## start Text provided

MONEY MATTERS
WHEN THE BIG BOYS BUY
BY DOUG WAKEFIELD
Imagine owning a stock that you find out Warren Buffet is about to buy or learning that the property next to your raw land had just been purchased for a billion-dollar development. You’d be more than a little excited and rightly so. The investment actions of large investors, who going forward I’ll call the big boys, have a major impact on our much smaller investments. The ultimate big boy not only has the power to make huge purchases, but can also print the money needed to do so.
Let’s start with the Federal Reserve Bank of New York’s description of open-market operations, one of the powers of the Federal Reserve: The Fed can “buy or sell U.S. Government Securities in the open, or secondary, market as one of its most flexible means of carrying out its objectives.”
So, if we know that the Federal Reserve can buy or sell U.S. Government Securities, then the most logical follow-up question would be, how much do they trade? According to the Federal Reserve Bank of New York, in 2003 they traded $454 billion through their 22 primary dealers.
While it goes without saying that the Federal Reserve is a “big boy,” the record regarding their sizable buys and sells of U.S. government bonds makes it increasingly clear that the Federal Reserve is not a heady bunch of uninterested, laissez-fair economists relegated to studying reams of economic statistics. They are also a major player who continuously exerts a substantial influence on our bond markets, and therefore our markets as a whole.
So let’s look at their historical record.
Established in 1913, the Federal Reserve was spreading its newfound wings in the 1920s. Member bank reserves received the windfall of this newly created credit in three major surges — 1922, 1924 and 1927. The Federal Reserve took a major role in swelling the money supply through their purchase of U.S. government bonds. That is to say the Fed tripled its stock of U.S. government securities from $193 million at the end of October 1921 to $603 million by the end of May 1922. From October 1923 to June 1924 there was another buying binge that topped $339 million. In 1927 alone, more than $445 million in U.S. government securities were purchased.

## end Text provided
## start Extracted information

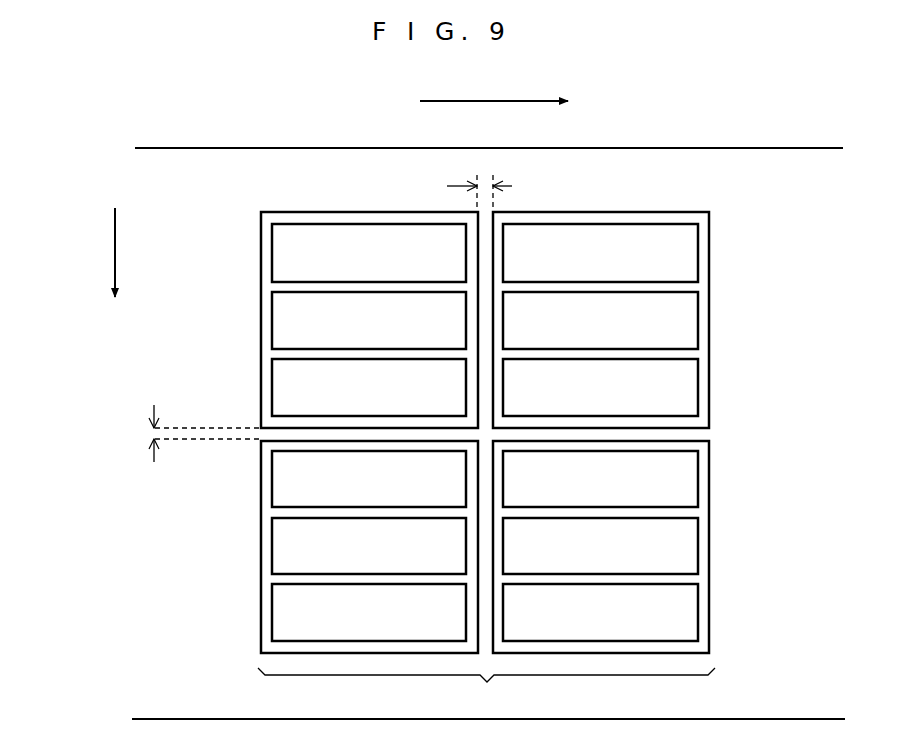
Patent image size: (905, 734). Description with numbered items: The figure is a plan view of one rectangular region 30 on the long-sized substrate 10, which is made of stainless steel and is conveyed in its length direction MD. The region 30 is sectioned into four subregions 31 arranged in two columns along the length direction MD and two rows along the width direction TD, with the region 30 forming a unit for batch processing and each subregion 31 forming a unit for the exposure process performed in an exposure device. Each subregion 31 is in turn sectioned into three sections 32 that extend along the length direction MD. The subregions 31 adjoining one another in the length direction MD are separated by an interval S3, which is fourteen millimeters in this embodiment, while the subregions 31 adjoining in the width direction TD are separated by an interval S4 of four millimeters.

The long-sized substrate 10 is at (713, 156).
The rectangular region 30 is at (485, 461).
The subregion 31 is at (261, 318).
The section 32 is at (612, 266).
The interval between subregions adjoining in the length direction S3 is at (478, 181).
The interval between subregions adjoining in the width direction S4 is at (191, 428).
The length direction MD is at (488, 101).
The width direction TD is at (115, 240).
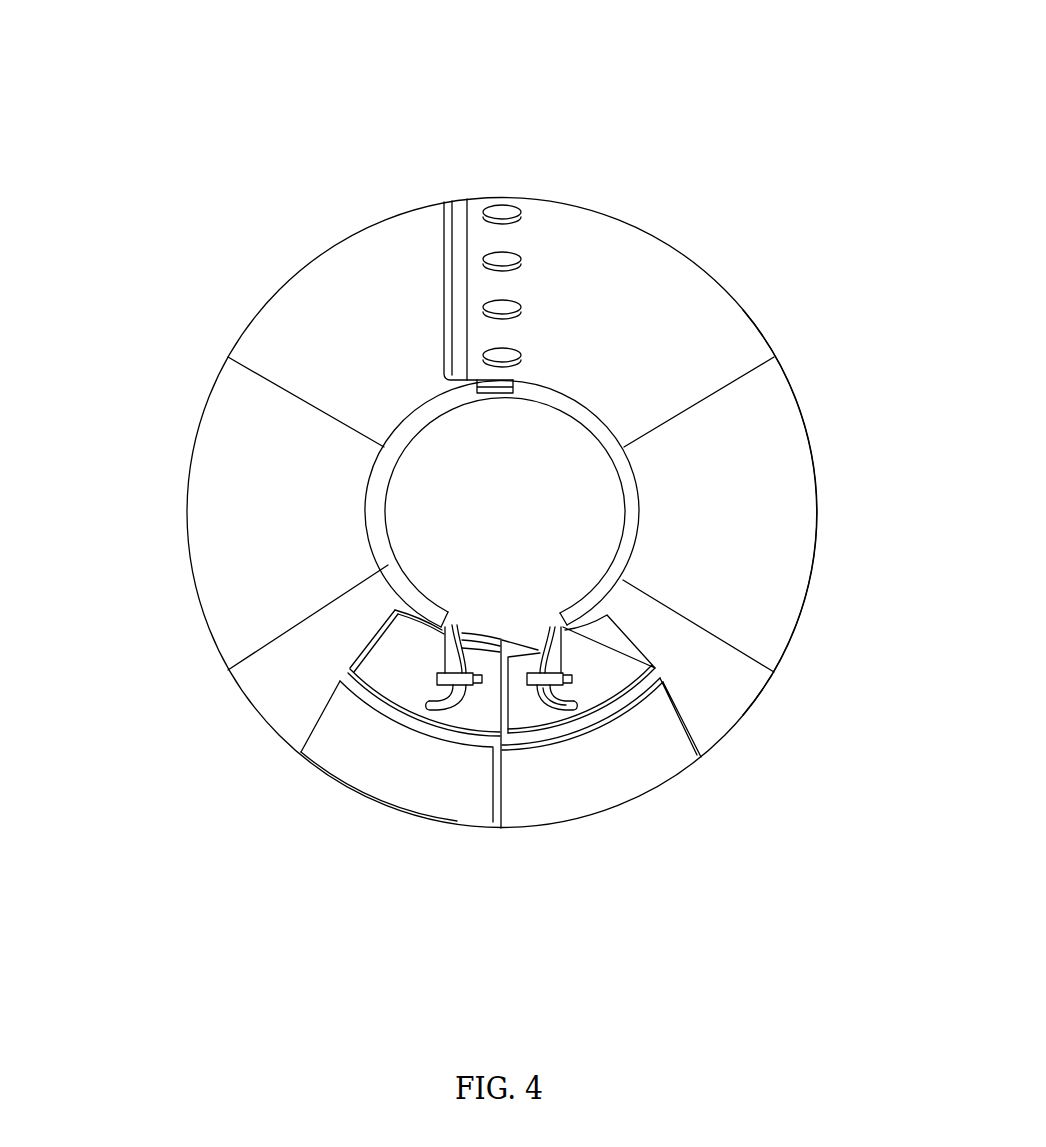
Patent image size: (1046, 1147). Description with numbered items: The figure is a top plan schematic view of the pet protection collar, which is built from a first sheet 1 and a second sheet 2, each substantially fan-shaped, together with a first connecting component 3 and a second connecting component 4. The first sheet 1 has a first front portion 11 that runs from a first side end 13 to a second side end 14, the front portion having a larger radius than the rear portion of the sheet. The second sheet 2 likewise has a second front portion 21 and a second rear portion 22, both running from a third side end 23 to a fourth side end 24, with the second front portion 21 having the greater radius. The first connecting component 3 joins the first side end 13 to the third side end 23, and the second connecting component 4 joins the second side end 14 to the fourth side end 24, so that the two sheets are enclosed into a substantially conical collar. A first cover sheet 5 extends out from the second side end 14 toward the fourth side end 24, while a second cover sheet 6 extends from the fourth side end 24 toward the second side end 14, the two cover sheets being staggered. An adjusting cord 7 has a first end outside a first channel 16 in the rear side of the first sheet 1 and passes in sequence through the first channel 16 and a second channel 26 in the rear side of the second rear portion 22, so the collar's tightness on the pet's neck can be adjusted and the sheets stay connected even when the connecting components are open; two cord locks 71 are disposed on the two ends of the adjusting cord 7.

## end Extracted information

Parts of the exercise:
a – Output the part of the Federal Reserve text that begins at the words "So let’s look" and stops after "securities were purchased.", copied exactly.
b – Return the lines of the rows exactly, from the start of the rows through the line that contains "The width direction TD is at (115, 240).". Leave the pictures out of your answer.
The rows have nothing to do with the text about the Federal Reserve.

Answers for the tasks:
a –
So let’s look at their historical record.
Established in 1913, the Federal Reserve was spreading its newfound wings in the 1920s. Member bank reserves received the windfall of this newly created credit in three major surges — 1922, 1924 and 1927. The Federal Reserve took a major role in swelling the money supply through their purchase of U.S. government bonds. That is to say the Fed tripled its stock of U.S. government securities from $193 million at the end of October 1921 to $603 million by the end of May 1922. From October 1923 to June 1924 there was another buying binge that topped $339 million. In 1927 alone, more than $445 million in U.S. government securities were purchased.

b –
Patent image size: (905, 734). Description with numbered items: The figure is a plan view of one rectangular region 30 on the long-sized substrate 10, which is made of stainless steel and is conveyed in its length direction MD. The region 30 is sectioned into four subregions 31 arranged in two columns along the length direction MD and two rows along the width direction TD, with the region 30 forming a unit for batch processing and each subregion 31 forming a unit for the exposure process performed in an exposure device. Each subregion 31 is in turn sectioned into three sections 32 that extend along the length direction MD. The subregions 31 adjoining one another in the length direction MD are separated by an interval S3, which is fourteen millimeters in this embodiment, while the subregions 31 adjoining in the width direction TD are separated by an interval S4 of four millimeters.

The long-sized substrate 10 is at (713, 156).
The rectangular region 30 is at (485, 461).
The subregion 31 is at (261, 318).
The section 32 is at (612, 266).
The interval between subregions adjoining in the length direction S3 is at (478, 181).
The interval between subregions adjoining in the width direction S4 is at (191, 428).
The length direction MD is at (488, 101).
The width direction TD is at (115, 240).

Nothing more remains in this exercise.